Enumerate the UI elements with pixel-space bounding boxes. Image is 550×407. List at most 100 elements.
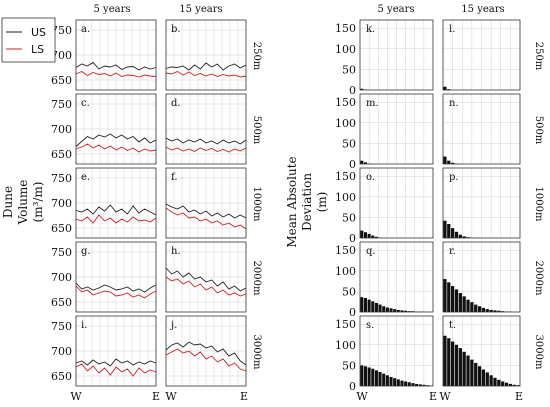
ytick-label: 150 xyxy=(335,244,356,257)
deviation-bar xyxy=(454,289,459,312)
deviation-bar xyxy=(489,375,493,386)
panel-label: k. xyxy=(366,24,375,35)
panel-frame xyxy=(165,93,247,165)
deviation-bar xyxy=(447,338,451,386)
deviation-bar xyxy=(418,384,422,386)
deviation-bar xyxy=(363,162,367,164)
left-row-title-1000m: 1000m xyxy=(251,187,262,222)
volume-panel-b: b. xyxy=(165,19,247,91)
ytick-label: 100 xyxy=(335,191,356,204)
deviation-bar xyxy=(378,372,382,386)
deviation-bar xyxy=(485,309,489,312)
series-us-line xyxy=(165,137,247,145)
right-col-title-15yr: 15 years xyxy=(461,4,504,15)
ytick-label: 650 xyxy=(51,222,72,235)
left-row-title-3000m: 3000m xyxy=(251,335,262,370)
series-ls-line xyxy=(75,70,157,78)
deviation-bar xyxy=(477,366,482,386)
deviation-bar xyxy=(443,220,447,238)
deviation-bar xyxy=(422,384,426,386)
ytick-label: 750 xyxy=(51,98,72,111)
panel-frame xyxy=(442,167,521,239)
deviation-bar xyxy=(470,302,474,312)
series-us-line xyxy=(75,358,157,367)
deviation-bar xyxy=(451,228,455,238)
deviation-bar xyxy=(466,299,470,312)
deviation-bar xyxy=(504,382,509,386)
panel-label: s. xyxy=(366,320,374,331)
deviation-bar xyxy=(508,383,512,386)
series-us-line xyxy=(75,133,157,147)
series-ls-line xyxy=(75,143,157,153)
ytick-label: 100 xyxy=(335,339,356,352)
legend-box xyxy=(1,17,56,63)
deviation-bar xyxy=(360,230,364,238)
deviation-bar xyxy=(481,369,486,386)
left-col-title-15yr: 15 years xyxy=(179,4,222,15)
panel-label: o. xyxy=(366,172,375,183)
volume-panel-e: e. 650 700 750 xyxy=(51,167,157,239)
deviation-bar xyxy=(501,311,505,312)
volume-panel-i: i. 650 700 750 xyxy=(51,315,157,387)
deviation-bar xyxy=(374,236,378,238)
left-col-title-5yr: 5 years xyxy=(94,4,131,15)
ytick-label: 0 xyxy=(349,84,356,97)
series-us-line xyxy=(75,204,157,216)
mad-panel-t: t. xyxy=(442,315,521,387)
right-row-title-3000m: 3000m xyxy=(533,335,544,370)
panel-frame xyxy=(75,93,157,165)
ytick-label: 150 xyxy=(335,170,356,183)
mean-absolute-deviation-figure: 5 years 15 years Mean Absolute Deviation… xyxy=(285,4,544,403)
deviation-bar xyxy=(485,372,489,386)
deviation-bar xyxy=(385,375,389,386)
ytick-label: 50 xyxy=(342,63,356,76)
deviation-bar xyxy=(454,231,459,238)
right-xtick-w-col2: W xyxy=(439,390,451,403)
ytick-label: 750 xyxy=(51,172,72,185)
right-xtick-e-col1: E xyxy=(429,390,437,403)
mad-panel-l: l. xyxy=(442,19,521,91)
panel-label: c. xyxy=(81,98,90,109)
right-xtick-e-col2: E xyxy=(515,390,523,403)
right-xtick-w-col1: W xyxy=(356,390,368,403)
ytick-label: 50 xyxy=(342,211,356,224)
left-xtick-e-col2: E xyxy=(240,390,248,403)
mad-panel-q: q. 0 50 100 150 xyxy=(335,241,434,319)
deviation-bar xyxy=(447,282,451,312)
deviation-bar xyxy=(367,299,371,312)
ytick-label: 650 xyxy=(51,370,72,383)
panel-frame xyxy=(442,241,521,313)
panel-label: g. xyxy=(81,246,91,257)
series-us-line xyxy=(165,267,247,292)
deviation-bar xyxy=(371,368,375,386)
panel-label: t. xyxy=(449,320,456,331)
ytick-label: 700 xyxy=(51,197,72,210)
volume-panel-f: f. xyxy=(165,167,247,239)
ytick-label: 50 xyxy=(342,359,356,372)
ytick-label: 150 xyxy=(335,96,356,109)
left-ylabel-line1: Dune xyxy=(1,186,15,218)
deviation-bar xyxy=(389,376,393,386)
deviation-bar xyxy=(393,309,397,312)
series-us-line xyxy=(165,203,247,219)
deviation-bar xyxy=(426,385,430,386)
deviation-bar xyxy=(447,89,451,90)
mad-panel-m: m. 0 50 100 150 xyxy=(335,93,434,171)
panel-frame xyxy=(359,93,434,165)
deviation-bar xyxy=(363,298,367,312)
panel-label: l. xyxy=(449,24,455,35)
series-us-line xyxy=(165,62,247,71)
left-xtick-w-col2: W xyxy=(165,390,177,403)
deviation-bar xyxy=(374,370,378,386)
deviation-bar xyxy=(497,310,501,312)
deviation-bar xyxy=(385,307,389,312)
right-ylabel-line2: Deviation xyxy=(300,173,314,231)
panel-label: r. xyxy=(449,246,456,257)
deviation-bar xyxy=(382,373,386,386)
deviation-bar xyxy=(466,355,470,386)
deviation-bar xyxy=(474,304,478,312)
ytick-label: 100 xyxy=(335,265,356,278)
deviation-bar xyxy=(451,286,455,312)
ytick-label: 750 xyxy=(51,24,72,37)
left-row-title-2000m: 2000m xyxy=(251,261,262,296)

---

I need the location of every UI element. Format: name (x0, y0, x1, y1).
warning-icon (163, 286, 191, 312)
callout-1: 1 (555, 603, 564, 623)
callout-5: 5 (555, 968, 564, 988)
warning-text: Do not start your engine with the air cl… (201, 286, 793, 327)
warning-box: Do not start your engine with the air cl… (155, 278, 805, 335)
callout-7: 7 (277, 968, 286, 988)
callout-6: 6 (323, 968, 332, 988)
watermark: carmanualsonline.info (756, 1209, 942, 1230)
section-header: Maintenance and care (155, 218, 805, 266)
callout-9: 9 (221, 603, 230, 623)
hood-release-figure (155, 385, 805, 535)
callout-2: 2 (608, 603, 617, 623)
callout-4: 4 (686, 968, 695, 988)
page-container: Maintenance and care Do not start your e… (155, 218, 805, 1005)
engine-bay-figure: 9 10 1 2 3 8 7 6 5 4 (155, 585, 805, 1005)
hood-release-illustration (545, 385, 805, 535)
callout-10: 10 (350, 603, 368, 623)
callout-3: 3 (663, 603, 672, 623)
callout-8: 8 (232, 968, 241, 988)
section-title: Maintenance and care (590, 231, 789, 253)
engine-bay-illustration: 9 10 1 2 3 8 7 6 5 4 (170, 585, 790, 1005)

Stated problem:
Put the records from the line containing "I need the location" up to and including the line containing "warning-box: Do not" into a JSON list of strings, one string per line, leaving out any blank lines.

Correct response:
[
  "I need the location of every UI element. Format: name (x0, y0, x1, y1).",
  "warning-icon (163, 286, 191, 312)",
  "callout-1: 1 (555, 603, 564, 623)",
  "callout-5: 5 (555, 968, 564, 988)",
  "warning-text: Do not start your engine with the air cl… (201, 286, 793, 327)",
  "warning-box: Do not start your engine with the air cl… (155, 278, 805, 335)"
]